[Items from a dataset]
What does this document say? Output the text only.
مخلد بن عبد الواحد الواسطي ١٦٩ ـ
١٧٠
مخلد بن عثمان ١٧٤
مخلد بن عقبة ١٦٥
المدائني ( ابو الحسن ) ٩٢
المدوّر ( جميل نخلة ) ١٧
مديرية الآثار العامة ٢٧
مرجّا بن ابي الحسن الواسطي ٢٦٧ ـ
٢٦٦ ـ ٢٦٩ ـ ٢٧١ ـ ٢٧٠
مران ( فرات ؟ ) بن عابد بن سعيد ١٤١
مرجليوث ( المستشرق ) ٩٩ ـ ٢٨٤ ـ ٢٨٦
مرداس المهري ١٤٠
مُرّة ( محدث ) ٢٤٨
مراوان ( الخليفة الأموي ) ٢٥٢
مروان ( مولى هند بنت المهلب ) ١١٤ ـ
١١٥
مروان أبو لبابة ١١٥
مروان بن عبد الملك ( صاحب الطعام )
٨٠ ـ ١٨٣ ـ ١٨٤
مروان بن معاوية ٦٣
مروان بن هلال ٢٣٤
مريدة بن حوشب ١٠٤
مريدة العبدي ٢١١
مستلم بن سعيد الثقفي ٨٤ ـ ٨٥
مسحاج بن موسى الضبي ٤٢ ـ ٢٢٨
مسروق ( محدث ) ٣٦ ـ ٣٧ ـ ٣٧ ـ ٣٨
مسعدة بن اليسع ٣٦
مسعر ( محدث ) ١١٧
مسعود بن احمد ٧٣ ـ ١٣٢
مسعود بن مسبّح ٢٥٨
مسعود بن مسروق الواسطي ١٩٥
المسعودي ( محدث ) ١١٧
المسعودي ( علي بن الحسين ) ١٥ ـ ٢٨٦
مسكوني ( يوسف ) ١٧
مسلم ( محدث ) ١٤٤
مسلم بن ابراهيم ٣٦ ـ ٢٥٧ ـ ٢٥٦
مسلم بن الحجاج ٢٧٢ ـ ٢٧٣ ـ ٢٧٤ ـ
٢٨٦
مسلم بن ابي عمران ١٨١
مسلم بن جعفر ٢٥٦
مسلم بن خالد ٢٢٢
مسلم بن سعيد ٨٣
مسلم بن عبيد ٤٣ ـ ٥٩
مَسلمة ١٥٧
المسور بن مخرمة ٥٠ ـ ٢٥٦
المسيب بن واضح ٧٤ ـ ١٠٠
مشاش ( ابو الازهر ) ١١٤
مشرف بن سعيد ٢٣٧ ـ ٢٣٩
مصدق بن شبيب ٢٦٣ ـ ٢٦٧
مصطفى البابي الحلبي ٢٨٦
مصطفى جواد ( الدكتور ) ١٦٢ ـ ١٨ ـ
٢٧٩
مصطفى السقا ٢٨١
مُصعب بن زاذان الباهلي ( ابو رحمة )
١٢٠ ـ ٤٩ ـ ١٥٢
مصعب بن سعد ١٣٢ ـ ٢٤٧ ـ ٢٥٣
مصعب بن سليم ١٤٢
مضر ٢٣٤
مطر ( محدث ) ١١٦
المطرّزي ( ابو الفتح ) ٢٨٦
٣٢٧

→ WRITTEN EXERCISE: Write out the full listing exactly as given.

→ EXERCISE SOLUTION:
What does this document say? Output the text only.
مخلد بن عبد الواحد الواسطي ١٦٩ ـ
١٧٠
مخلد بن عثمان ١٧٤
مخلد بن عقبة ١٦٥
المدائني ( ابو الحسن ) ٩٢
المدوّر ( جميل نخلة ) ١٧
مديرية الآثار العامة ٢٧
مرجّا بن ابي الحسن الواسطي ٢٦٧ ـ
٢٦٦ ـ ٢٦٩ ـ ٢٧١ ـ ٢٧٠
مران ( فرات ؟ ) بن عابد بن سعيد ١٤١
مرجليوث ( المستشرق ) ٩٩ ـ ٢٨٤ ـ ٢٨٦
مرداس المهري ١٤٠
مُرّة ( محدث ) ٢٤٨
مراوان ( الخليفة الأموي ) ٢٥٢
مروان ( مولى هند بنت المهلب ) ١١٤ ـ
١١٥
مروان أبو لبابة ١١٥
مروان بن عبد الملك ( صاحب الطعام )
٨٠ ـ ١٨٣ ـ ١٨٤
مروان بن معاوية ٦٣
مروان بن هلال ٢٣٤
مريدة بن حوشب ١٠٤
مريدة العبدي ٢١١
مستلم بن سعيد الثقفي ٨٤ ـ ٨٥
مسحاج بن موسى الضبي ٤٢ ـ ٢٢٨
مسروق ( محدث ) ٣٦ ـ ٣٧ ـ ٣٧ ـ ٣٨
مسعدة بن اليسع ٣٦
مسعر ( محدث ) ١١٧
مسعود بن احمد ٧٣ ـ ١٣٢
مسعود بن مسبّح ٢٥٨
مسعود بن مسروق الواسطي ١٩٥
المسعودي ( محدث ) ١١٧
المسعودي ( علي بن الحسين ) ١٥ ـ ٢٨٦
مسكوني ( يوسف ) ١٧
مسلم ( محدث ) ١٤٤
مسلم بن ابراهيم ٣٦ ـ ٢٥٧ ـ ٢٥٦
مسلم بن الحجاج ٢٧٢ ـ ٢٧٣ ـ ٢٧٤ ـ
٢٨٦
مسلم بن ابي عمران ١٨١
مسلم بن جعفر ٢٥٦
مسلم بن خالد ٢٢٢
مسلم بن سعيد ٨٣
مسلم بن عبيد ٤٣ ـ ٥٩
مَسلمة ١٥٧
المسور بن مخرمة ٥٠ ـ ٢٥٦
المسيب بن واضح ٧٤ ـ ١٠٠
مشاش ( ابو الازهر ) ١١٤
مشرف بن سعيد ٢٣٧ ـ ٢٣٩
مصدق بن شبيب ٢٦٣ ـ ٢٦٧
مصطفى البابي الحلبي ٢٨٦
مصطفى جواد ( الدكتور ) ١٦٢ ـ ١٨ ـ
٢٧٩
مصطفى السقا ٢٨١
مُصعب بن زاذان الباهلي ( ابو رحمة )
١٢٠ ـ ٤٩ ـ ١٥٢
مصعب بن سعد ١٣٢ ـ ٢٤٧ ـ ٢٥٣
مصعب بن سليم ١٤٢
مضر ٢٣٤
مطر ( محدث ) ١١٦
المطرّزي ( ابو الفتح ) ٢٨٦
٣٢٧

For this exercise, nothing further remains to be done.